**RECORDS FOR THIS TASK:**

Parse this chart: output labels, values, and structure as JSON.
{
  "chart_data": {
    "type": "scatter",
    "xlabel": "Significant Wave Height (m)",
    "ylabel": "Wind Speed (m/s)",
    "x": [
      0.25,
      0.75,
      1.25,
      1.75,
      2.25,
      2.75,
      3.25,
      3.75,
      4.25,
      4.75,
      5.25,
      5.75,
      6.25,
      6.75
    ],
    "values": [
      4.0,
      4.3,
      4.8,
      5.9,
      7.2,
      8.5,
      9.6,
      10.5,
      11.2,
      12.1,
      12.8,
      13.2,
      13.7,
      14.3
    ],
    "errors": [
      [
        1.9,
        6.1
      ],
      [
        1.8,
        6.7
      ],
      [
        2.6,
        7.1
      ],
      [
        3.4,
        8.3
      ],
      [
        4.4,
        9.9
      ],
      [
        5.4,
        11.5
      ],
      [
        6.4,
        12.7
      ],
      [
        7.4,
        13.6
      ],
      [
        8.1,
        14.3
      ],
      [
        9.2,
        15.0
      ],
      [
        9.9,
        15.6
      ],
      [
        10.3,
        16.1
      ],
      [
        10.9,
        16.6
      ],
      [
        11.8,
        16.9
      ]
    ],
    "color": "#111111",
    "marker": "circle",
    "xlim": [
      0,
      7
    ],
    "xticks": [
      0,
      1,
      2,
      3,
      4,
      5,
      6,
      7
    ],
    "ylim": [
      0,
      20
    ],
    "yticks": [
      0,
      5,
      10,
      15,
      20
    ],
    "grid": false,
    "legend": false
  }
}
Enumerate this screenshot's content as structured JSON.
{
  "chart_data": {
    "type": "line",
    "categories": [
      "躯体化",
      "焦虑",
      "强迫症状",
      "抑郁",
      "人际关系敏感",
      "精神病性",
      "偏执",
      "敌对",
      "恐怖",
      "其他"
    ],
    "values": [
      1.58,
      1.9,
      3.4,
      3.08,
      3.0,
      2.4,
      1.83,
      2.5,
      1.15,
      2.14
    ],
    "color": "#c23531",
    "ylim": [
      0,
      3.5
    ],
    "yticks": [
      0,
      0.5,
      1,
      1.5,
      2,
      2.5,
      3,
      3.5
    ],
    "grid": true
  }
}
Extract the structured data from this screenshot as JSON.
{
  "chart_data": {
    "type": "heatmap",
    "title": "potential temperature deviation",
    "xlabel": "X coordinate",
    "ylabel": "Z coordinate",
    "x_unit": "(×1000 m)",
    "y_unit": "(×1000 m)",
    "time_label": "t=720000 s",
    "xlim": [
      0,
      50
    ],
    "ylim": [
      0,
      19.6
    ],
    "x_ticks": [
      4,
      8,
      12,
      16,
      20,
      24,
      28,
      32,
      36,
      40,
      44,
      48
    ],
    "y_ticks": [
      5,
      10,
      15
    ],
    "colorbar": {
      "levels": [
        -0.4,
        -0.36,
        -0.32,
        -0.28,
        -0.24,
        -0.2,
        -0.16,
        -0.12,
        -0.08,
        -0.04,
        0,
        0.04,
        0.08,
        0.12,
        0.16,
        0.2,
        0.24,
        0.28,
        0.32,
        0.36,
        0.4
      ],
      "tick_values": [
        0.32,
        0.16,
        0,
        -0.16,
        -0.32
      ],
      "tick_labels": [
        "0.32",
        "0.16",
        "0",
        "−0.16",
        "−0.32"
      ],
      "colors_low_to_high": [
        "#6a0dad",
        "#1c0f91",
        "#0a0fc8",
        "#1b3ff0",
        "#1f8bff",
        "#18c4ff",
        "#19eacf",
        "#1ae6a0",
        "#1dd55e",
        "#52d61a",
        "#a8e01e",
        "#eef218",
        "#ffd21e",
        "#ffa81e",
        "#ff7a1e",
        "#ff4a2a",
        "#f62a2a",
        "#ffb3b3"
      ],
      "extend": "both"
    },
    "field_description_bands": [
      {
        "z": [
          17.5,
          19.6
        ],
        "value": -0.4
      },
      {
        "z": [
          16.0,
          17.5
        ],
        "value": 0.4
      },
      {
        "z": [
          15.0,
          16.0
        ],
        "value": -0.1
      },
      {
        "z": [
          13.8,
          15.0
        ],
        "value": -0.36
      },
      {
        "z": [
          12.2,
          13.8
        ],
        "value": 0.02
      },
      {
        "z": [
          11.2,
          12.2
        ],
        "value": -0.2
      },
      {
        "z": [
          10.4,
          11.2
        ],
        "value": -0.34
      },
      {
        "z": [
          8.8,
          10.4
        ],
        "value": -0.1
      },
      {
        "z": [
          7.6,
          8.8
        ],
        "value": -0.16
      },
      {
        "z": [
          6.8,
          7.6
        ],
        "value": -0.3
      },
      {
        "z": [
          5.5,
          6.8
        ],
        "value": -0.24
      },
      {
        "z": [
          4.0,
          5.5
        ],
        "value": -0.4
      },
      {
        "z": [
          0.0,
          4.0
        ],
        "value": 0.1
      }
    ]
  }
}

**INSTRUCTIONS FOR THE TASK:** Take the data above and return it exactly.

**WRITTEN ANSWER:**
Parse this chart: output labels, values, and structure as JSON.
{
  "chart_data": {
    "type": "scatter",
    "xlabel": "Significant Wave Height (m)",
    "ylabel": "Wind Speed (m/s)",
    "x": [
      0.25,
      0.75,
      1.25,
      1.75,
      2.25,
      2.75,
      3.25,
      3.75,
      4.25,
      4.75,
      5.25,
      5.75,
      6.25,
      6.75
    ],
    "values": [
      4.0,
      4.3,
      4.8,
      5.9,
      7.2,
      8.5,
      9.6,
      10.5,
      11.2,
      12.1,
      12.8,
      13.2,
      13.7,
      14.3
    ],
    "errors": [
      [
        1.9,
        6.1
      ],
      [
        1.8,
        6.7
      ],
      [
        2.6,
        7.1
      ],
      [
        3.4,
        8.3
      ],
      [
        4.4,
        9.9
      ],
      [
        5.4,
        11.5
      ],
      [
        6.4,
        12.7
      ],
      [
        7.4,
        13.6
      ],
      [
        8.1,
        14.3
      ],
      [
        9.2,
        15.0
      ],
      [
        9.9,
        15.6
      ],
      [
        10.3,
        16.1
      ],
      [
        10.9,
        16.6
      ],
      [
        11.8,
        16.9
      ]
    ],
    "color": "#111111",
    "marker": "circle",
    "xlim": [
      0,
      7
    ],
    "xticks": [
      0,
      1,
      2,
      3,
      4,
      5,
      6,
      7
    ],
    "ylim": [
      0,
      20
    ],
    "yticks": [
      0,
      5,
      10,
      15,
      20
    ],
    "grid": false,
    "legend": false
  }
}
Enumerate this screenshot's content as structured JSON.
{
  "chart_data": {
    "type": "line",
    "categories": [
      "躯体化",
      "焦虑",
      "强迫症状",
      "抑郁",
      "人际关系敏感",
      "精神病性",
      "偏执",
      "敌对",
      "恐怖",
      "其他"
    ],
    "values": [
      1.58,
      1.9,
      3.4,
      3.08,
      3.0,
      2.4,
      1.83,
      2.5,
      1.15,
      2.14
    ],
    "color": "#c23531",
    "ylim": [
      0,
      3.5
    ],
    "yticks": [
      0,
      0.5,
      1,
      1.5,
      2,
      2.5,
      3,
      3.5
    ],
    "grid": true
  }
}
Extract the structured data from this screenshot as JSON.
{
  "chart_data": {
    "type": "heatmap",
    "title": "potential temperature deviation",
    "xlabel": "X coordinate",
    "ylabel": "Z coordinate",
    "x_unit": "(×1000 m)",
    "y_unit": "(×1000 m)",
    "time_label": "t=720000 s",
    "xlim": [
      0,
      50
    ],
    "ylim": [
      0,
      19.6
    ],
    "x_ticks": [
      4,
      8,
      12,
      16,
      20,
      24,
      28,
      32,
      36,
      40,
      44,
      48
    ],
    "y_ticks": [
      5,
      10,
      15
    ],
    "colorbar": {
      "levels": [
        -0.4,
        -0.36,
        -0.32,
        -0.28,
        -0.24,
        -0.2,
        -0.16,
        -0.12,
        -0.08,
        -0.04,
        0,
        0.04,
        0.08,
        0.12,
        0.16,
        0.2,
        0.24,
        0.28,
        0.32,
        0.36,
        0.4
      ],
      "tick_values": [
        0.32,
        0.16,
        0,
        -0.16,
        -0.32
      ],
      "tick_labels": [
        "0.32",
        "0.16",
        "0",
        "−0.16",
        "−0.32"
      ],
      "colors_low_to_high": [
        "#6a0dad",
        "#1c0f91",
        "#0a0fc8",
        "#1b3ff0",
        "#1f8bff",
        "#18c4ff",
        "#19eacf",
        "#1ae6a0",
        "#1dd55e",
        "#52d61a",
        "#a8e01e",
        "#eef218",
        "#ffd21e",
        "#ffa81e",
        "#ff7a1e",
        "#ff4a2a",
        "#f62a2a",
        "#ffb3b3"
      ],
      "extend": "both"
    },
    "field_description_bands": [
      {
        "z": [
          17.5,
          19.6
        ],
        "value": -0.4
      },
      {
        "z": [
          16.0,
          17.5
        ],
        "value": 0.4
      },
      {
        "z": [
          15.0,
          16.0
        ],
        "value": -0.1
      },
      {
        "z": [
          13.8,
          15.0
        ],
        "value": -0.36
      },
      {
        "z": [
          12.2,
          13.8
        ],
        "value": 0.02
      },
      {
        "z": [
          11.2,
          12.2
        ],
        "value": -0.2
      },
      {
        "z": [
          10.4,
          11.2
        ],
        "value": -0.34
      },
      {
        "z": [
          8.8,
          10.4
        ],
        "value": -0.1
      },
      {
        "z": [
          7.6,
          8.8
        ],
        "value": -0.16
      },
      {
        "z": [
          6.8,
          7.6
        ],
        "value": -0.3
      },
      {
        "z": [
          5.5,
          6.8
        ],
        "value": -0.24
      },
      {
        "z": [
          4.0,
          5.5
        ],
        "value": -0.4
      },
      {
        "z": [
          0.0,
          4.0
        ],
        "value": 0.1
      }
    ]
  }
}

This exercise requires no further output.